Exercise goal:
Take each line containing "constant" and report it exactly as written.

Dataset content:
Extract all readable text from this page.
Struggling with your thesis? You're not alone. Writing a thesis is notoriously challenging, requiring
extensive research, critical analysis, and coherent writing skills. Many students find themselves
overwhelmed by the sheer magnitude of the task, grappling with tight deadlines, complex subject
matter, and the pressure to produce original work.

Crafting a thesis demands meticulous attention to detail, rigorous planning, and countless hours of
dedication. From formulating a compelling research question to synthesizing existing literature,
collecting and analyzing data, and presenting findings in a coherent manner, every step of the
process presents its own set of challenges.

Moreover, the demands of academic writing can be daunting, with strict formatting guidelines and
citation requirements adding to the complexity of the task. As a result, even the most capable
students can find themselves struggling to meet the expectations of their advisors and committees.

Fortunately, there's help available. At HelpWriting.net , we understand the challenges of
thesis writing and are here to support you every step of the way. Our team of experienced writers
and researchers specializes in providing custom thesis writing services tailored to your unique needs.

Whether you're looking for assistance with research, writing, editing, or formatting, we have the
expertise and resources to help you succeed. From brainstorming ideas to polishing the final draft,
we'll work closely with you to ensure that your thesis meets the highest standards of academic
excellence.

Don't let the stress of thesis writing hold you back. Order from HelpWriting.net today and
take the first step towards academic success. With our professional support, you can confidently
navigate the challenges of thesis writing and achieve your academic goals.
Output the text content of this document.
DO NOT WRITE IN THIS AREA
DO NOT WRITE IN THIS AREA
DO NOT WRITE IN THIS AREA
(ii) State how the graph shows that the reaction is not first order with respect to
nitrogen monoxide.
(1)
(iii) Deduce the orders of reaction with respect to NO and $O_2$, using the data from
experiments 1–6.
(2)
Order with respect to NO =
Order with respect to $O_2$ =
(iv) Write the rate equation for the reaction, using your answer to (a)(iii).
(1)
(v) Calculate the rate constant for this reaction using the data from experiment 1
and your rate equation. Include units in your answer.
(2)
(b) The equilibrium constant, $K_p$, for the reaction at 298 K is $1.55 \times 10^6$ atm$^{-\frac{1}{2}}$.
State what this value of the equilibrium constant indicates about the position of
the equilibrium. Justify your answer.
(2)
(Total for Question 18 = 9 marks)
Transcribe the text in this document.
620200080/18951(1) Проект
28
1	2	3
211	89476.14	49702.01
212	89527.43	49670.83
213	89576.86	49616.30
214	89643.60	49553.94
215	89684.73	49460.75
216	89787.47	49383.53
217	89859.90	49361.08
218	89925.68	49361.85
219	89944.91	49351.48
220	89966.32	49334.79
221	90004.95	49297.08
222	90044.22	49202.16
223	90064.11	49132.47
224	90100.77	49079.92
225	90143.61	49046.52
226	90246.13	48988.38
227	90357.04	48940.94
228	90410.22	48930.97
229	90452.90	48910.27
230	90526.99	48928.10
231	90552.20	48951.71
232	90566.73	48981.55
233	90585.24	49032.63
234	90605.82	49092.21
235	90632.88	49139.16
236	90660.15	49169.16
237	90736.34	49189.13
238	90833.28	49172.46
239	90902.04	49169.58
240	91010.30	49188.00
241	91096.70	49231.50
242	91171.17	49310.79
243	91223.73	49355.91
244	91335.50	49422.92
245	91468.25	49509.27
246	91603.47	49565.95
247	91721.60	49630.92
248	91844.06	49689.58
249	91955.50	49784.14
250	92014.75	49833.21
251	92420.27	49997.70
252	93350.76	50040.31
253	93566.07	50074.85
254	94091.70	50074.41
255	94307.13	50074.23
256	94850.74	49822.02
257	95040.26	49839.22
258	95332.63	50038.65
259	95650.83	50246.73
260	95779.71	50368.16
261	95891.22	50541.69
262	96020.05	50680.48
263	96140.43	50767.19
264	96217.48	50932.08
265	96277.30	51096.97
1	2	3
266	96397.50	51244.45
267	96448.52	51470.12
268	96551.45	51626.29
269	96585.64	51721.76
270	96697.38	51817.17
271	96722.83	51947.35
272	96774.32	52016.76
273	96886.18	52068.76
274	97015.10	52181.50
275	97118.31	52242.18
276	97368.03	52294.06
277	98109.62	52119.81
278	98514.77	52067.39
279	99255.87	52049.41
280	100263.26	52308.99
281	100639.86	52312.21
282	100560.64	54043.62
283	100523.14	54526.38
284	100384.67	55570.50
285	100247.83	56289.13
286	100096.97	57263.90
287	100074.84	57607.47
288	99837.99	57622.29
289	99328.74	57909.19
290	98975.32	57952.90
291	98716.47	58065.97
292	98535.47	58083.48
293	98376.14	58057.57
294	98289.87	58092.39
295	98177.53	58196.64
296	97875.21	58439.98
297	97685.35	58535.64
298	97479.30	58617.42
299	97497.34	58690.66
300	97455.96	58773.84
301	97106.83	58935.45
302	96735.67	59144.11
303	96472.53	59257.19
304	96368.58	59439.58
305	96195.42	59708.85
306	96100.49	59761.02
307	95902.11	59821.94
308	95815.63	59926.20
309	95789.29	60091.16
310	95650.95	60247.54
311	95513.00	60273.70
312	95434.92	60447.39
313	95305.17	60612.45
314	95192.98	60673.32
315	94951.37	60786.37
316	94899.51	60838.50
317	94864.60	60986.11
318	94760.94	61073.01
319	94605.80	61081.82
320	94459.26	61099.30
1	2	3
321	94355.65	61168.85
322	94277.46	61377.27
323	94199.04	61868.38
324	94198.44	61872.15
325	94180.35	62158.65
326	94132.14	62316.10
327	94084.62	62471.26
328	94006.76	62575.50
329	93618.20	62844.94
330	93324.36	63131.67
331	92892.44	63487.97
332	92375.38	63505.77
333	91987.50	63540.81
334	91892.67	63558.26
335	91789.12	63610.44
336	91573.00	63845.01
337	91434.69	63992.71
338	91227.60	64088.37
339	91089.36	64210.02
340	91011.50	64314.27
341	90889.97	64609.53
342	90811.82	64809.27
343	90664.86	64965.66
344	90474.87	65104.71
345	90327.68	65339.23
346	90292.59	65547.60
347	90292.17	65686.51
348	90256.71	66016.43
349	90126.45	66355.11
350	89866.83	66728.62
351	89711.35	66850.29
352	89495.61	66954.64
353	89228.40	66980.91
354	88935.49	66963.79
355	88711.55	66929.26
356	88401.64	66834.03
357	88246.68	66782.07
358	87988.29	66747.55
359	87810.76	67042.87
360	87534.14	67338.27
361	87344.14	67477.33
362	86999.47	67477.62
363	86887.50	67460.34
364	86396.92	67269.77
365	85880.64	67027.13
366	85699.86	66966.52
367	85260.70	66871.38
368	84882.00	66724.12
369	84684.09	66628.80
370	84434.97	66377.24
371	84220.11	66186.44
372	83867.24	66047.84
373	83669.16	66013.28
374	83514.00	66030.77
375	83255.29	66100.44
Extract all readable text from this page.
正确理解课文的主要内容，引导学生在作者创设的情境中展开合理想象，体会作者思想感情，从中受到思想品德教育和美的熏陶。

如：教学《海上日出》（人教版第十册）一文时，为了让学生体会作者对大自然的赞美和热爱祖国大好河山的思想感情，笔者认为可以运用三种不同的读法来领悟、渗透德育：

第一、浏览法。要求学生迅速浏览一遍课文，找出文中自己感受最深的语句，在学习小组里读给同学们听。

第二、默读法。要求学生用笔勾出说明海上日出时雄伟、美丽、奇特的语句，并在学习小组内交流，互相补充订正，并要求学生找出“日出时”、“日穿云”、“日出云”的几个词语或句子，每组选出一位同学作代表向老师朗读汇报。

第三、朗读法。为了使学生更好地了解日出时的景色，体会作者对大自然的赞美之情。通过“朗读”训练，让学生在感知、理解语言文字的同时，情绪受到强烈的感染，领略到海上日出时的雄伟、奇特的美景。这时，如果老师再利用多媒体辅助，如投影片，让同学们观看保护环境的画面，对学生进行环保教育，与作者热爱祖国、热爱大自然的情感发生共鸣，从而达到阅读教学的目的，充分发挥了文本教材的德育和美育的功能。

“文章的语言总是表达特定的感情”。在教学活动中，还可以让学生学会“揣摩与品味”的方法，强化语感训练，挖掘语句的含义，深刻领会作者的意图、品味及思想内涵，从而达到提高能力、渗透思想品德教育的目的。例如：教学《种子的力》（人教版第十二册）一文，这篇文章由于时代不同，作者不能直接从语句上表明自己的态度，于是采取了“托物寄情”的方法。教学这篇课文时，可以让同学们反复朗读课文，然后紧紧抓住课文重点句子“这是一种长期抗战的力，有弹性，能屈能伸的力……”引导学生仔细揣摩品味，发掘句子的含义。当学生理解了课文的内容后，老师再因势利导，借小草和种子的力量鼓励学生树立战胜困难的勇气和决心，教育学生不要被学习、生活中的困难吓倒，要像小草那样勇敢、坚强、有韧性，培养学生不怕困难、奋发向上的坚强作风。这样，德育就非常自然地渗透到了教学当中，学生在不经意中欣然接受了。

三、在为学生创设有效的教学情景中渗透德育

Correct response:
(v) Calculate the rate constant for this reaction using the data from experiment 1
(b) The equilibrium constant, $K_p$, for the reaction at 298 K is $1.55 \times 10^6$ atm$^{-\frac{1}{2}}$.
State what this value of the equilibrium constant indicates about the position of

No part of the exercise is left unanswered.